**AIM OF THE EXERCISE:** Below are records; work out how many of their lines hold the string "столбцов" and give that number alone.

**SUPPLIED RECORDS:**
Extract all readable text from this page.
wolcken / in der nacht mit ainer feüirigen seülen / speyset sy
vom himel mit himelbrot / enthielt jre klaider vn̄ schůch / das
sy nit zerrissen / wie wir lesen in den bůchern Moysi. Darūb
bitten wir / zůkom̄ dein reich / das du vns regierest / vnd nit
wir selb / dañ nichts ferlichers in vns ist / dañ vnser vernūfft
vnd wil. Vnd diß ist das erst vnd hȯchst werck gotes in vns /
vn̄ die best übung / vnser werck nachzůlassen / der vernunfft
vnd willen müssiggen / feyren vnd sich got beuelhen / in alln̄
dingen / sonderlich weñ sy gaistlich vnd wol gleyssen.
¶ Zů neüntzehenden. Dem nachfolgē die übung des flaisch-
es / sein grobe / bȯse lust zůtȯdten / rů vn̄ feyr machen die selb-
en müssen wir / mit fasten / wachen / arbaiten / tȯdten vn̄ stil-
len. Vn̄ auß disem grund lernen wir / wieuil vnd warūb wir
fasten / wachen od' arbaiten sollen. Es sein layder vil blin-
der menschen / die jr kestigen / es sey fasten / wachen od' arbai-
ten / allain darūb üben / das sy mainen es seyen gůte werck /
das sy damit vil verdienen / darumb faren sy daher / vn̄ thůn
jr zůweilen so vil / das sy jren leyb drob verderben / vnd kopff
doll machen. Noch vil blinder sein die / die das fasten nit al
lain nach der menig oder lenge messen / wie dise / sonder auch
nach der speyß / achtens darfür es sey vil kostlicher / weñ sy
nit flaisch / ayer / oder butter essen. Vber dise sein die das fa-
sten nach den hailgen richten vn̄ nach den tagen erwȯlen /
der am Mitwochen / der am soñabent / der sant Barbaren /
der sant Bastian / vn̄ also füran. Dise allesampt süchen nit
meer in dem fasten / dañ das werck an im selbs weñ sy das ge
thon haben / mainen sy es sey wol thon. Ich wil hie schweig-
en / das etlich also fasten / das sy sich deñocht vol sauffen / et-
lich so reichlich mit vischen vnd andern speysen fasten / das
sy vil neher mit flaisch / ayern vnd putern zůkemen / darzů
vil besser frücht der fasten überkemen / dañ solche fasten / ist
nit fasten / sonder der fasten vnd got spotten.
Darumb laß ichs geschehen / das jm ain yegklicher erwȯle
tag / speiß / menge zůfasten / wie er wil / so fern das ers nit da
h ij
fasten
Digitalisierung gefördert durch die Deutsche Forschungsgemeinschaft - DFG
* * *
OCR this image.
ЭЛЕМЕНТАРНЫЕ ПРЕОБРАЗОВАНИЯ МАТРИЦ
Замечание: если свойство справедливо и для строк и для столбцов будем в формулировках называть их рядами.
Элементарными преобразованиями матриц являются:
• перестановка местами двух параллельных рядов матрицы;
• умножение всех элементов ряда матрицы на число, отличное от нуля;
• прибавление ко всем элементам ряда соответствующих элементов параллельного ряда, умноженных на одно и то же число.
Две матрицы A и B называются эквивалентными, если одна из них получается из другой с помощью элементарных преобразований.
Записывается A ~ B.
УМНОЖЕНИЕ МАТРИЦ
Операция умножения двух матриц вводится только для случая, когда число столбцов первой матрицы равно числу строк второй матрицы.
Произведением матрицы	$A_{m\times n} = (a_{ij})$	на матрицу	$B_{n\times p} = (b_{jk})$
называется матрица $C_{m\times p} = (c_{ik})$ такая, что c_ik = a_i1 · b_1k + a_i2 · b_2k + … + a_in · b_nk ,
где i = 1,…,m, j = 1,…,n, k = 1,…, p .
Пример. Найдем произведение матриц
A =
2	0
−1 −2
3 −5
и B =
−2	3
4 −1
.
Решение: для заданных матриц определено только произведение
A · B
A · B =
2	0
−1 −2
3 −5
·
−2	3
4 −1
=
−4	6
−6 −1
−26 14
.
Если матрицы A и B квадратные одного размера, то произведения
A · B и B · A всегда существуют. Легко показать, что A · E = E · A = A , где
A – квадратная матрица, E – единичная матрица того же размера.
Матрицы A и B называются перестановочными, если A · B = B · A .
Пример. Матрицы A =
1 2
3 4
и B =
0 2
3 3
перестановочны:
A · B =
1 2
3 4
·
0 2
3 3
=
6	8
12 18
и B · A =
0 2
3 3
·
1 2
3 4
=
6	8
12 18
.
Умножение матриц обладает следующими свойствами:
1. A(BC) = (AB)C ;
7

**FINAL RESULT:** 2